*Raw data*
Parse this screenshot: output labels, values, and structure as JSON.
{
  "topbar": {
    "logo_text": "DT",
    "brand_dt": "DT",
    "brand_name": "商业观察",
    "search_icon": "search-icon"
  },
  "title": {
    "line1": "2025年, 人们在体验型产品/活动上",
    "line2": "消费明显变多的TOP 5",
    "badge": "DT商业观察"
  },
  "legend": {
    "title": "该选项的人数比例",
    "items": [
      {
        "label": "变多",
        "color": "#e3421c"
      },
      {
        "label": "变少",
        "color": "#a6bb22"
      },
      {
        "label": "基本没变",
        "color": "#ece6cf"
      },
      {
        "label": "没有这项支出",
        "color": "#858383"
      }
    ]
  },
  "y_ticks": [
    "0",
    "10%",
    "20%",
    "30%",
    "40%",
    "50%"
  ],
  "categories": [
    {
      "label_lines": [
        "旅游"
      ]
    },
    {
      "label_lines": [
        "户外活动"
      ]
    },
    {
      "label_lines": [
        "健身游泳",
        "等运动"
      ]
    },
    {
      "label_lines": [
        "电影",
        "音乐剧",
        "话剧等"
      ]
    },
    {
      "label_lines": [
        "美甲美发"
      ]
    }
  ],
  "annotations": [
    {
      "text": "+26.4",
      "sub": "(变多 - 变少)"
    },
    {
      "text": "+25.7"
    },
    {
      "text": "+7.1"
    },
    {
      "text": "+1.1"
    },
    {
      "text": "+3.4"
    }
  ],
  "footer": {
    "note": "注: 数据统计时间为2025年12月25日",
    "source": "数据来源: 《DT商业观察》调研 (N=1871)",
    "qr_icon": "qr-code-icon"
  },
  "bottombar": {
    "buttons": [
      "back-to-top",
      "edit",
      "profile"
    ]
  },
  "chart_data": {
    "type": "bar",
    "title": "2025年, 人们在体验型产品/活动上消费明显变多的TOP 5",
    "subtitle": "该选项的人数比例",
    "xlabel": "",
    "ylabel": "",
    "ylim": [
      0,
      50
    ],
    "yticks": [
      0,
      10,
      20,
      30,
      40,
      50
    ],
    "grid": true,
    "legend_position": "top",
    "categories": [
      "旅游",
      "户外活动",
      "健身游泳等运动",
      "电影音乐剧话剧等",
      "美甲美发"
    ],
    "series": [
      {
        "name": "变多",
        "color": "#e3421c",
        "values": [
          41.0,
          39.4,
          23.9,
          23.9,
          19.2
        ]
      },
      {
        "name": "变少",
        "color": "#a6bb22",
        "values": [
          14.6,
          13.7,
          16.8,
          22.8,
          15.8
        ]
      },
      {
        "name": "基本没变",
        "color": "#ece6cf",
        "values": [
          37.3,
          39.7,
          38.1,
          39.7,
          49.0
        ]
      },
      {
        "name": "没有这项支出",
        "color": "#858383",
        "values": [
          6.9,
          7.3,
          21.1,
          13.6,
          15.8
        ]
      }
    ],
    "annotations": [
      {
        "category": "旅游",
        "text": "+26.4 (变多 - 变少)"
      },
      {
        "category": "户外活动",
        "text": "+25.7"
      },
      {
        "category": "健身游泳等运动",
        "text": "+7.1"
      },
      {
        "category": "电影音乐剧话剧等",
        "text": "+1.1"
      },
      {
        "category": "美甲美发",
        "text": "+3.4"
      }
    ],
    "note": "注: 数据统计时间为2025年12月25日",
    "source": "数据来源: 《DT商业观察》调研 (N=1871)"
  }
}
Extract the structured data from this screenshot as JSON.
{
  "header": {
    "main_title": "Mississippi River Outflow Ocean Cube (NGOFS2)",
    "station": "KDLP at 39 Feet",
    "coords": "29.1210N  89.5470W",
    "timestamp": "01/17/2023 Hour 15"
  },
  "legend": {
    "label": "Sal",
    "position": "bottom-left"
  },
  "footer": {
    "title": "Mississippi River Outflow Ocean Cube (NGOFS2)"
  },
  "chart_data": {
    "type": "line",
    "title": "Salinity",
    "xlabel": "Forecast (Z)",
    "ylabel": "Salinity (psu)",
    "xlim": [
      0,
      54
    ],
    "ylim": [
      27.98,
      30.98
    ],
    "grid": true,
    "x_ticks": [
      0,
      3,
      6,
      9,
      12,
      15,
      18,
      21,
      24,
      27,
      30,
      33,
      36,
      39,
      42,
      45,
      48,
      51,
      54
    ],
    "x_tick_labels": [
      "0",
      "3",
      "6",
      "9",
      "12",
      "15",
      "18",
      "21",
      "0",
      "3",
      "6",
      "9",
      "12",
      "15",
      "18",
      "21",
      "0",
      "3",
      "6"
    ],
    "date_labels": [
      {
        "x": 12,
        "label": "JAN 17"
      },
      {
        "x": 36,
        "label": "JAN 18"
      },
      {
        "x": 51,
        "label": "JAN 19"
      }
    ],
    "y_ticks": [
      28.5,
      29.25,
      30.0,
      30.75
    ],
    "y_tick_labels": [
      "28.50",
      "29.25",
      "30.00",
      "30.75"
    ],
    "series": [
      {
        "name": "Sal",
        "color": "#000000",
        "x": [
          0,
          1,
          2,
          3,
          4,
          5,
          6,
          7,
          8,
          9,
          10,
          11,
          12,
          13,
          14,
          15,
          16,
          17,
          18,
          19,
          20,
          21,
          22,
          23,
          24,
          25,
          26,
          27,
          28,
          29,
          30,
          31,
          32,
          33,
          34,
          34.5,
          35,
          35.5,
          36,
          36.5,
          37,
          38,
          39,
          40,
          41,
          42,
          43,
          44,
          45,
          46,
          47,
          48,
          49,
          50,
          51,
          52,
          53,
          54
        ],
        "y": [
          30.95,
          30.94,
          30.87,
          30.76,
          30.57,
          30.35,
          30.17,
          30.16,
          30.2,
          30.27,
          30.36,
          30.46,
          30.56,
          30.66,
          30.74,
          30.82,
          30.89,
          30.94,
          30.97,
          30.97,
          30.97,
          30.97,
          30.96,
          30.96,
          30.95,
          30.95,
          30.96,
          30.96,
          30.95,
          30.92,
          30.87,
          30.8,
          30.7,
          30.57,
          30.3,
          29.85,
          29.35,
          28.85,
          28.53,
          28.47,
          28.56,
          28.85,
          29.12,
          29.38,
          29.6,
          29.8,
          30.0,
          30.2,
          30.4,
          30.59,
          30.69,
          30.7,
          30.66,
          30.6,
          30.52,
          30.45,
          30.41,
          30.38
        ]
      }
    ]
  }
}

*Job*
Can you reproduce all the material exactly?

*Answer to this exercise*
Parse this screenshot: output labels, values, and structure as JSON.
{
  "topbar": {
    "logo_text": "DT",
    "brand_dt": "DT",
    "brand_name": "商业观察",
    "search_icon": "search-icon"
  },
  "title": {
    "line1": "2025年, 人们在体验型产品/活动上",
    "line2": "消费明显变多的TOP 5",
    "badge": "DT商业观察"
  },
  "legend": {
    "title": "该选项的人数比例",
    "items": [
      {
        "label": "变多",
        "color": "#e3421c"
      },
      {
        "label": "变少",
        "color": "#a6bb22"
      },
      {
        "label": "基本没变",
        "color": "#ece6cf"
      },
      {
        "label": "没有这项支出",
        "color": "#858383"
      }
    ]
  },
  "y_ticks": [
    "0",
    "10%",
    "20%",
    "30%",
    "40%",
    "50%"
  ],
  "categories": [
    {
      "label_lines": [
        "旅游"
      ]
    },
    {
      "label_lines": [
        "户外活动"
      ]
    },
    {
      "label_lines": [
        "健身游泳",
        "等运动"
      ]
    },
    {
      "label_lines": [
        "电影",
        "音乐剧",
        "话剧等"
      ]
    },
    {
      "label_lines": [
        "美甲美发"
      ]
    }
  ],
  "annotations": [
    {
      "text": "+26.4",
      "sub": "(变多 - 变少)"
    },
    {
      "text": "+25.7"
    },
    {
      "text": "+7.1"
    },
    {
      "text": "+1.1"
    },
    {
      "text": "+3.4"
    }
  ],
  "footer": {
    "note": "注: 数据统计时间为2025年12月25日",
    "source": "数据来源: 《DT商业观察》调研 (N=1871)",
    "qr_icon": "qr-code-icon"
  },
  "bottombar": {
    "buttons": [
      "back-to-top",
      "edit",
      "profile"
    ]
  },
  "chart_data": {
    "type": "bar",
    "title": "2025年, 人们在体验型产品/活动上消费明显变多的TOP 5",
    "subtitle": "该选项的人数比例",
    "xlabel": "",
    "ylabel": "",
    "ylim": [
      0,
      50
    ],
    "yticks": [
      0,
      10,
      20,
      30,
      40,
      50
    ],
    "grid": true,
    "legend_position": "top",
    "categories": [
      "旅游",
      "户外活动",
      "健身游泳等运动",
      "电影音乐剧话剧等",
      "美甲美发"
    ],
    "series": [
      {
        "name": "变多",
        "color": "#e3421c",
        "values": [
          41.0,
          39.4,
          23.9,
          23.9,
          19.2
        ]
      },
      {
        "name": "变少",
        "color": "#a6bb22",
        "values": [
          14.6,
          13.7,
          16.8,
          22.8,
          15.8
        ]
      },
      {
        "name": "基本没变",
        "color": "#ece6cf",
        "values": [
          37.3,
          39.7,
          38.1,
          39.7,
          49.0
        ]
      },
      {
        "name": "没有这项支出",
        "color": "#858383",
        "values": [
          6.9,
          7.3,
          21.1,
          13.6,
          15.8
        ]
      }
    ],
    "annotations": [
      {
        "category": "旅游",
        "text": "+26.4 (变多 - 变少)"
      },
      {
        "category": "户外活动",
        "text": "+25.7"
      },
      {
        "category": "健身游泳等运动",
        "text": "+7.1"
      },
      {
        "category": "电影音乐剧话剧等",
        "text": "+1.1"
      },
      {
        "category": "美甲美发",
        "text": "+3.4"
      }
    ],
    "note": "注: 数据统计时间为2025年12月25日",
    "source": "数据来源: 《DT商业观察》调研 (N=1871)"
  }
}
Extract the structured data from this screenshot as JSON.
{
  "header": {
    "main_title": "Mississippi River Outflow Ocean Cube (NGOFS2)",
    "station": "KDLP at 39 Feet",
    "coords": "29.1210N  89.5470W",
    "timestamp": "01/17/2023 Hour 15"
  },
  "legend": {
    "label": "Sal",
    "position": "bottom-left"
  },
  "footer": {
    "title": "Mississippi River Outflow Ocean Cube (NGOFS2)"
  },
  "chart_data": {
    "type": "line",
    "title": "Salinity",
    "xlabel": "Forecast (Z)",
    "ylabel": "Salinity (psu)",
    "xlim": [
      0,
      54
    ],
    "ylim": [
      27.98,
      30.98
    ],
    "grid": true,
    "x_ticks": [
      0,
      3,
      6,
      9,
      12,
      15,
      18,
      21,
      24,
      27,
      30,
      33,
      36,
      39,
      42,
      45,
      48,
      51,
      54
    ],
    "x_tick_labels": [
      "0",
      "3",
      "6",
      "9",
      "12",
      "15",
      "18",
      "21",
      "0",
      "3",
      "6",
      "9",
      "12",
      "15",
      "18",
      "21",
      "0",
      "3",
      "6"
    ],
    "date_labels": [
      {
        "x": 12,
        "label": "JAN 17"
      },
      {
        "x": 36,
        "label": "JAN 18"
      },
      {
        "x": 51,
        "label": "JAN 19"
      }
    ],
    "y_ticks": [
      28.5,
      29.25,
      30.0,
      30.75
    ],
    "y_tick_labels": [
      "28.50",
      "29.25",
      "30.00",
      "30.75"
    ],
    "series": [
      {
        "name": "Sal",
        "color": "#000000",
        "x": [
          0,
          1,
          2,
          3,
          4,
          5,
          6,
          7,
          8,
          9,
          10,
          11,
          12,
          13,
          14,
          15,
          16,
          17,
          18,
          19,
          20,
          21,
          22,
          23,
          24,
          25,
          26,
          27,
          28,
          29,
          30,
          31,
          32,
          33,
          34,
          34.5,
          35,
          35.5,
          36,
          36.5,
          37,
          38,
          39,
          40,
          41,
          42,
          43,
          44,
          45,
          46,
          47,
          48,
          49,
          50,
          51,
          52,
          53,
          54
        ],
        "y": [
          30.95,
          30.94,
          30.87,
          30.76,
          30.57,
          30.35,
          30.17,
          30.16,
          30.2,
          30.27,
          30.36,
          30.46,
          30.56,
          30.66,
          30.74,
          30.82,
          30.89,
          30.94,
          30.97,
          30.97,
          30.97,
          30.97,
          30.96,
          30.96,
          30.95,
          30.95,
          30.96,
          30.96,
          30.95,
          30.92,
          30.87,
          30.8,
          30.7,
          30.57,
          30.3,
          29.85,
          29.35,
          28.85,
          28.53,
          28.47,
          28.56,
          28.85,
          29.12,
          29.38,
          29.6,
          29.8,
          30.0,
          30.2,
          30.4,
          30.59,
          30.69,
          30.7,
          30.66,
          30.6,
          30.52,
          30.45,
          30.41,
          30.38
        ]
      }
    ]
  }
}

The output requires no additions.